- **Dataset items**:
--- START ---

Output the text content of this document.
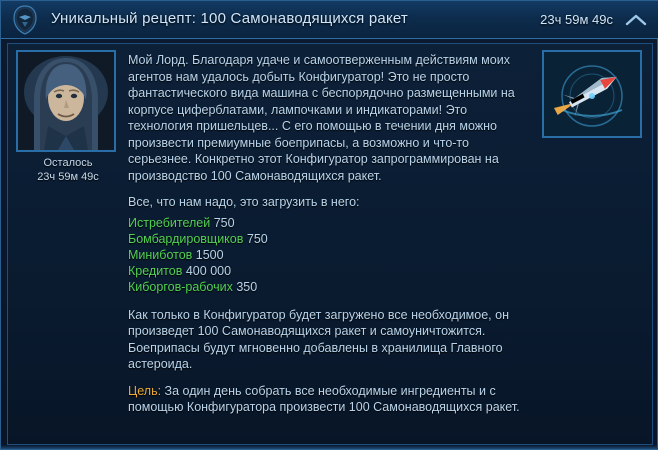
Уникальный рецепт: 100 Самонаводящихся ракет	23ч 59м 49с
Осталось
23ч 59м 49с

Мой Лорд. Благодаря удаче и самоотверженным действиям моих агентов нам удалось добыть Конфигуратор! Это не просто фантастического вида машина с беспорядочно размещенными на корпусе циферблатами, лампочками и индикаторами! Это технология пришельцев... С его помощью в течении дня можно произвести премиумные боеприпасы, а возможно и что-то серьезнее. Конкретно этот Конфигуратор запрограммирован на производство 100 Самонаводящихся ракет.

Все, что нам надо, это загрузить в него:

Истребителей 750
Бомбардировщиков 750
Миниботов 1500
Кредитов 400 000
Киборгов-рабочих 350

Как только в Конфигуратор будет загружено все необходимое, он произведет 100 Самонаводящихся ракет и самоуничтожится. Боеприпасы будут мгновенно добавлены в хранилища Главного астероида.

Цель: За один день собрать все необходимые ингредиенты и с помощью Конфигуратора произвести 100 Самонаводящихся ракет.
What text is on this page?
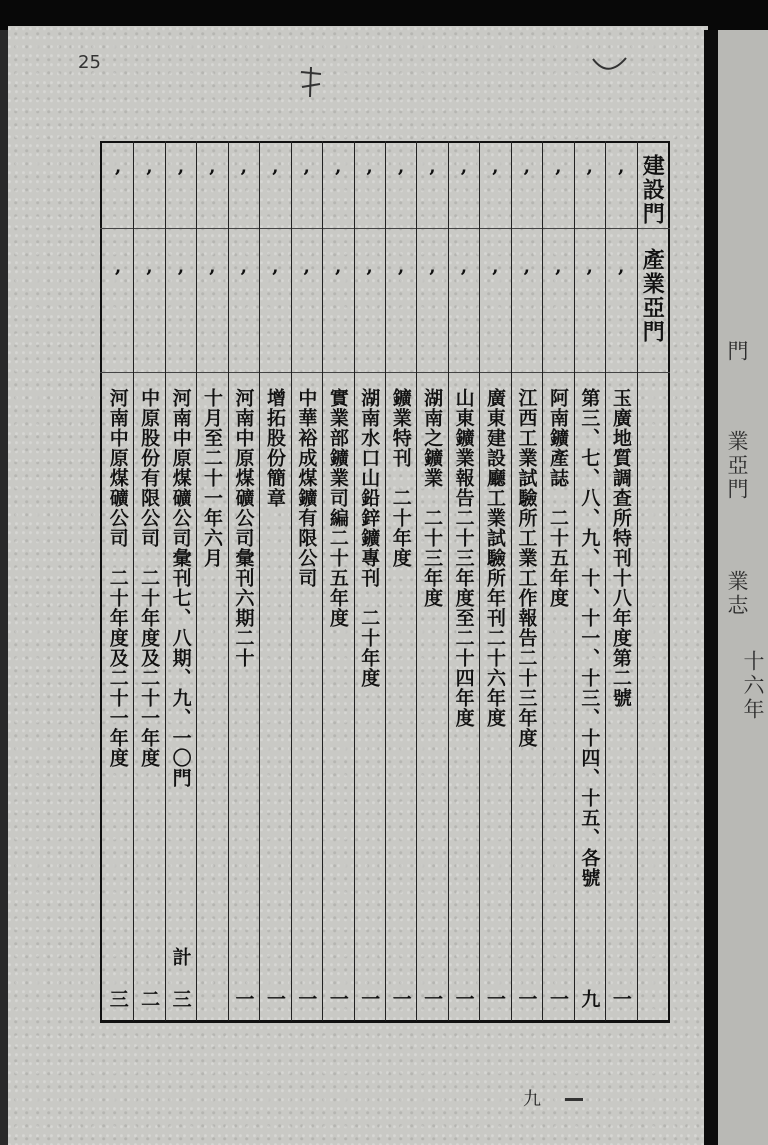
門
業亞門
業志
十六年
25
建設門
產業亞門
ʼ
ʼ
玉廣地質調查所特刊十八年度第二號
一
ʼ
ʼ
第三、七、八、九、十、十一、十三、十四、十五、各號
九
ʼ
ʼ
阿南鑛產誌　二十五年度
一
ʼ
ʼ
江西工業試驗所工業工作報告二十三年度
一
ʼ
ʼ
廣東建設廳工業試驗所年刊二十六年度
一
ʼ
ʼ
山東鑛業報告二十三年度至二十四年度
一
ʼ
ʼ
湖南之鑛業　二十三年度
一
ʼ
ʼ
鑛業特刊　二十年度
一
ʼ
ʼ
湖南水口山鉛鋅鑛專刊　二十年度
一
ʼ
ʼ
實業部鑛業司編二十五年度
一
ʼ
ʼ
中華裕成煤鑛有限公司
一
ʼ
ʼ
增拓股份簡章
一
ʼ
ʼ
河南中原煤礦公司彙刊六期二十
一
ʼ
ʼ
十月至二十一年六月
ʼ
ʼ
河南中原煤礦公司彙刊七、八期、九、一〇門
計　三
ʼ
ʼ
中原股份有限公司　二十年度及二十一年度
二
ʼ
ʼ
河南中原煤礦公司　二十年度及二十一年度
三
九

--- END ---

- **WHAT IS EXPECTED**:
Find all lines where the word "ракет" appears. Copy them.

- **SOLVED PROBLEM**:
Уникальный рецепт: 100 Самонаводящихся ракет	23ч 59м 49с
Мой Лорд. Благодаря удаче и самоотверженным действиям моих агентов нам удалось добыть Конфигуратор! Это не просто фантастического вида машина с беспорядочно размещенными на корпусе циферблатами, лампочками и индикаторами! Это технология пришельцев... С его помощью в течении дня можно произвести премиумные боеприпасы, а возможно и что-то серьезнее. Конкретно этот Конфигуратор запрограммирован на производство 100 Самонаводящихся ракет.
Как только в Конфигуратор будет загружено все необходимое, он произведет 100 Самонаводящихся ракет и самоуничтожится. Боеприпасы будут мгновенно добавлены в хранилища Главного астероида.
Цель: За один день собрать все необходимые ингредиенты и с помощью Конфигуратора произвести 100 Самонаводящихся ракет.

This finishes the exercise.